EXERCISE INSTRUCTIONS
Identify the lines containing the word "soap". Copy each one.

* * * * * * * * *

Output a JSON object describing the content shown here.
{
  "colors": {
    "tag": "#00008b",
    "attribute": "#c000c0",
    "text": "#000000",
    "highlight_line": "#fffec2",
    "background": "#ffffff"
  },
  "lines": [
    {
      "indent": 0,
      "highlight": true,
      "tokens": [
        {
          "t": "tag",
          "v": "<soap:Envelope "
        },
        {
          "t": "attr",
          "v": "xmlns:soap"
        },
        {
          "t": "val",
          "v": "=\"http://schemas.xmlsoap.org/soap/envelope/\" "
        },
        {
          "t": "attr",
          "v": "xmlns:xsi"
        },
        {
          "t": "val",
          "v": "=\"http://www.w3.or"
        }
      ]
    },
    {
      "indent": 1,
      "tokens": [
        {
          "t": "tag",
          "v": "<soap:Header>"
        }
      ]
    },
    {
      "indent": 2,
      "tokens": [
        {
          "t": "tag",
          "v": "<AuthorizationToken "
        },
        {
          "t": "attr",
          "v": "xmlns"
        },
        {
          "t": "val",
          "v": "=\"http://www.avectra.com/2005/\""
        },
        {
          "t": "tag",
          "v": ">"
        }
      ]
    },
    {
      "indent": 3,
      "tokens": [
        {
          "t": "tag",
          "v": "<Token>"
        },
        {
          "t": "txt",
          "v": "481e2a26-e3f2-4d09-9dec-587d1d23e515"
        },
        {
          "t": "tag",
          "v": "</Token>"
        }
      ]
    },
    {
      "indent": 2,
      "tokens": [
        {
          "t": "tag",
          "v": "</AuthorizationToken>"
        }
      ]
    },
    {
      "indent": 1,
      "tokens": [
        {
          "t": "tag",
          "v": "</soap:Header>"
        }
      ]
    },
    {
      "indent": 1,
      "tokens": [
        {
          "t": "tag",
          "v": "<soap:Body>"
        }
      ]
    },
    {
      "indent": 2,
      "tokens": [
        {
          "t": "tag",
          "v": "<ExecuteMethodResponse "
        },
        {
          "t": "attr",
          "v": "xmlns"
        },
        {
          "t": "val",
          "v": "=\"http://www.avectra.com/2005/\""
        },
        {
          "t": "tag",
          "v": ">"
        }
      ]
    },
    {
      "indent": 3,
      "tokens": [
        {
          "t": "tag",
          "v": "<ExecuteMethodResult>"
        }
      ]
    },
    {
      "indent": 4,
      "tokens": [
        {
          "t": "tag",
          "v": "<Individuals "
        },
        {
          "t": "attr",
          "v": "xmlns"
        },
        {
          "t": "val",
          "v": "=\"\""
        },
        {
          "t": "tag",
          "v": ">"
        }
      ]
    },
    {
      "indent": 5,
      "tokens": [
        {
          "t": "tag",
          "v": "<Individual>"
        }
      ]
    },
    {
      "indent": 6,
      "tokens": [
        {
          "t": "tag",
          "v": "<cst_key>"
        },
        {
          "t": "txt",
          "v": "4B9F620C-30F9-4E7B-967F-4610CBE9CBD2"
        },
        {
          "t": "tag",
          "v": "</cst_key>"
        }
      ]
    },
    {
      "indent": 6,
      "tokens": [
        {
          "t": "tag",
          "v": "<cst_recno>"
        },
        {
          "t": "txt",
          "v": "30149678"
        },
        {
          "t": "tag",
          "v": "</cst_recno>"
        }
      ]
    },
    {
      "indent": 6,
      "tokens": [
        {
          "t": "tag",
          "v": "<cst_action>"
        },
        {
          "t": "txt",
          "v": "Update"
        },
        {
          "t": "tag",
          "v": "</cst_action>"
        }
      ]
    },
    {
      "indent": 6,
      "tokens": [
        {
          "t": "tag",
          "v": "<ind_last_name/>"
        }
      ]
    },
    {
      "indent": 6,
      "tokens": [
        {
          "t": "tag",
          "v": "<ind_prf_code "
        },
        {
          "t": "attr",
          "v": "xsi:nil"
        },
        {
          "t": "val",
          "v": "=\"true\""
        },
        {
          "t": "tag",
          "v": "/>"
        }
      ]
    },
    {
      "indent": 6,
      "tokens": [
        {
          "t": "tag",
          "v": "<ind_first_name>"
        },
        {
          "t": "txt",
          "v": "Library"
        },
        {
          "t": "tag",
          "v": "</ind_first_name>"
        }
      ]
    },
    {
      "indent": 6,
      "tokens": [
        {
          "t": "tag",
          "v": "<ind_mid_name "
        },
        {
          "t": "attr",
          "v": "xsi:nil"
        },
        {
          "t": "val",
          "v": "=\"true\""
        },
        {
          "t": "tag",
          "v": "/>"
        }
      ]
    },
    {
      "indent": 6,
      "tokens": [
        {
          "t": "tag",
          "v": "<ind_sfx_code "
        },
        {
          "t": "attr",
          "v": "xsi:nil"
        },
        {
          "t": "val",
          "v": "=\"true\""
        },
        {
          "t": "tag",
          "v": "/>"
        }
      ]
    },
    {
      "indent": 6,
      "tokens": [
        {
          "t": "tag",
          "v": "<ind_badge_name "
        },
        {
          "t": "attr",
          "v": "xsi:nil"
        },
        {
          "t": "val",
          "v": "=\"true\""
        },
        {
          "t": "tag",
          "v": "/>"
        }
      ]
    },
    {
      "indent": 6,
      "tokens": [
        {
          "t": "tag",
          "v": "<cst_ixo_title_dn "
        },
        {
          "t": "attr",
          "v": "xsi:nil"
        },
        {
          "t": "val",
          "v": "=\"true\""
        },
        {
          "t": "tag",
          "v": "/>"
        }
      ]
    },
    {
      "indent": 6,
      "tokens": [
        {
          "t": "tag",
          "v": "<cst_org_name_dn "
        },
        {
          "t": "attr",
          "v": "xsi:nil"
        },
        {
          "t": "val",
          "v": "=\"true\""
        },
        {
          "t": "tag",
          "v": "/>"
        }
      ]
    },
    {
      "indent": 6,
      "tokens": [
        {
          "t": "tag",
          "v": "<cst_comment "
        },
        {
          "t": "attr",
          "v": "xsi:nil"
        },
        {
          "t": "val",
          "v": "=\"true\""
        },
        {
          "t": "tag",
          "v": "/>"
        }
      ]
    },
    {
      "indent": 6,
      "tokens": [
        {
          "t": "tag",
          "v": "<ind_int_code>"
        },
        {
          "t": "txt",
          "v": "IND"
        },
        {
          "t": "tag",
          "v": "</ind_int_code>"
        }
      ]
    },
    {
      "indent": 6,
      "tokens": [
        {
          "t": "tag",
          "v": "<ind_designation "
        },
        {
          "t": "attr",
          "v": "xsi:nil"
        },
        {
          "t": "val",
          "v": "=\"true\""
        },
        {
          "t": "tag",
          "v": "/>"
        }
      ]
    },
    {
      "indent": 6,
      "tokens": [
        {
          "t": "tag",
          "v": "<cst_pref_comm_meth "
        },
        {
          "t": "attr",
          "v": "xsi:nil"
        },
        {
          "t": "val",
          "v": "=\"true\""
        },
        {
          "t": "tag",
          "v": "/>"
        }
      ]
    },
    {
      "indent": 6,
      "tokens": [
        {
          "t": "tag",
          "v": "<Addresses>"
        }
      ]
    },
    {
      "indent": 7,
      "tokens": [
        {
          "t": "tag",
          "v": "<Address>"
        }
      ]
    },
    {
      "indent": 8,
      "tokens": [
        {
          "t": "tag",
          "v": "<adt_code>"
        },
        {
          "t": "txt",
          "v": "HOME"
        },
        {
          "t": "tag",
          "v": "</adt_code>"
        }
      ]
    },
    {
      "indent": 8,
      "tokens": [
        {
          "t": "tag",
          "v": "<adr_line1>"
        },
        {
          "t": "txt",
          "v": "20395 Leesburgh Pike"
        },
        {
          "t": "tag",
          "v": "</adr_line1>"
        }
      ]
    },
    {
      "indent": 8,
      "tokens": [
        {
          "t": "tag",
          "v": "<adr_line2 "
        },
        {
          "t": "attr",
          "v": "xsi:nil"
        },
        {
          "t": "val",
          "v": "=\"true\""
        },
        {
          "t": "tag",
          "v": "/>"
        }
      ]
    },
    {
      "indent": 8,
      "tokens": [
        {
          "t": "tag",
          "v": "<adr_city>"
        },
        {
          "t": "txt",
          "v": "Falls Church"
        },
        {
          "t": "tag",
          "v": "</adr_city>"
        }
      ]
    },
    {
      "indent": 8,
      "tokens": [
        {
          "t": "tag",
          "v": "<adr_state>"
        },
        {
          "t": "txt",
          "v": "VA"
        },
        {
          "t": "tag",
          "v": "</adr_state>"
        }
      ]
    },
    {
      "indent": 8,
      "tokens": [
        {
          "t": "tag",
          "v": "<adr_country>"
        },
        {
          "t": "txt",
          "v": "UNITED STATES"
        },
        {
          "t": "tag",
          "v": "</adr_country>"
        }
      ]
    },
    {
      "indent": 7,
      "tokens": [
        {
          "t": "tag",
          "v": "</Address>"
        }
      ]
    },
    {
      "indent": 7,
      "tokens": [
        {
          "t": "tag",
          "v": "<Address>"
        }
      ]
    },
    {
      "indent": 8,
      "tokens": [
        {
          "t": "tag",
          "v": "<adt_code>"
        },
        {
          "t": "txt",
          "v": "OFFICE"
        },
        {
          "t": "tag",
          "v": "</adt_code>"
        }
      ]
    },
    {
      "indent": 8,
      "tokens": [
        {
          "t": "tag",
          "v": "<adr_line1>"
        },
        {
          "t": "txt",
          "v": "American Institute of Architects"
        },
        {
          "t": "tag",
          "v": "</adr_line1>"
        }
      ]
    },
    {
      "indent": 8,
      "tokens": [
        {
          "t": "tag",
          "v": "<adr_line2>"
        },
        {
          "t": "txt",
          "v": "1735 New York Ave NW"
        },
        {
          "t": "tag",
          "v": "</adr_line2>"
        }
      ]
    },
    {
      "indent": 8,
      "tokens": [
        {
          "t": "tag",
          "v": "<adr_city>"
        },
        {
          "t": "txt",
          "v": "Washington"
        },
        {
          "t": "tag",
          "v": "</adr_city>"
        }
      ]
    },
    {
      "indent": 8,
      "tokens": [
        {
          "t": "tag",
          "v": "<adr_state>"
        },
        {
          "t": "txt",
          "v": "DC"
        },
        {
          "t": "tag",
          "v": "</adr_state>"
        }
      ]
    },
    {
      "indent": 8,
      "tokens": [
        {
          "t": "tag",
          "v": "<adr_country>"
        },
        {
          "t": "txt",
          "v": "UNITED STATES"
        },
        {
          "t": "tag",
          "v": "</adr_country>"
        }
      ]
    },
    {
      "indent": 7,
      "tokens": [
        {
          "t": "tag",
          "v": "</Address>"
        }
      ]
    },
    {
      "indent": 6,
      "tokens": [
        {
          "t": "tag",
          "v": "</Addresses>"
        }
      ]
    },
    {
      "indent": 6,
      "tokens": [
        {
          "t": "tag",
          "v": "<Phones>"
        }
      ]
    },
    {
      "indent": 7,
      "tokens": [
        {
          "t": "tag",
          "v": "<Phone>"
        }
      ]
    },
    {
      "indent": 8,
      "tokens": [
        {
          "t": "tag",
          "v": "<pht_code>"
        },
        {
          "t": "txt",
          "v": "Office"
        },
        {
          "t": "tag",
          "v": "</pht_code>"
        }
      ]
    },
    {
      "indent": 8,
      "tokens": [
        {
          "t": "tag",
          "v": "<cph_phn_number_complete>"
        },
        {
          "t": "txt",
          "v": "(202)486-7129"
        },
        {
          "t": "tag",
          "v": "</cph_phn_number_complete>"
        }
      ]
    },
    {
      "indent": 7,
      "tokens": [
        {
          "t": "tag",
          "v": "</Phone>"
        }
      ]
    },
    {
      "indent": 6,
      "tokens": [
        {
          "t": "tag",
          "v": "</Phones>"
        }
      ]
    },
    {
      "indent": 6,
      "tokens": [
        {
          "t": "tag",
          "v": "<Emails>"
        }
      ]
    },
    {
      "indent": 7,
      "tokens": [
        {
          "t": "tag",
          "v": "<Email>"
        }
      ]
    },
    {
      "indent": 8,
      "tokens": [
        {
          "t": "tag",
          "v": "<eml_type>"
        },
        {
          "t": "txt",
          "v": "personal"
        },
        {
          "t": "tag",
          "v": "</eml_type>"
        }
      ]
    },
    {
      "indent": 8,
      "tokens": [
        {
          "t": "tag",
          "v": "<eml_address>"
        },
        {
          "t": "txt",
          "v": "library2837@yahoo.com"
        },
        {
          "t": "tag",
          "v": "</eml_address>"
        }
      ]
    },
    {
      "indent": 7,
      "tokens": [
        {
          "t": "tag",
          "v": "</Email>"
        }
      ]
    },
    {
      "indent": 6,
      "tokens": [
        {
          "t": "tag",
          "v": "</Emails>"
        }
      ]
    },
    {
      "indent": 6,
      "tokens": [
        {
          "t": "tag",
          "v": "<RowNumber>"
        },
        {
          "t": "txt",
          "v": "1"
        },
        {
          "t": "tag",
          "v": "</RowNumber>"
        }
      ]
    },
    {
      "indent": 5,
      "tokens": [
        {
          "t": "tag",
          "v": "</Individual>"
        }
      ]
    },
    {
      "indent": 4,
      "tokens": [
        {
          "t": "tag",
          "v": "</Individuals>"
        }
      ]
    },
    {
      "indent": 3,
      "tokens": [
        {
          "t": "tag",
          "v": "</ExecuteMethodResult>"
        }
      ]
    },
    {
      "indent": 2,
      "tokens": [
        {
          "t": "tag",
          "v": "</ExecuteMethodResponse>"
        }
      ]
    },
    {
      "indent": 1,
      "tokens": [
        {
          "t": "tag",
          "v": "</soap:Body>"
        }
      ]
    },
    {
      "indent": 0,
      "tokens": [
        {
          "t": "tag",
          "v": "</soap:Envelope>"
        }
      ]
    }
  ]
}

* * * * * * * * *

WORKED SOLUTION
          "v": "<soap:Envelope "
          "v": "xmlns:soap"
          "v": "=\"http://schemas.xmlsoap.org/soap/envelope/\" "
          "v": "<soap:Header>"
          "v": "</soap:Header>"
          "v": "<soap:Body>"
          "v": "</soap:Body>"
          "v": "</soap:Envelope>"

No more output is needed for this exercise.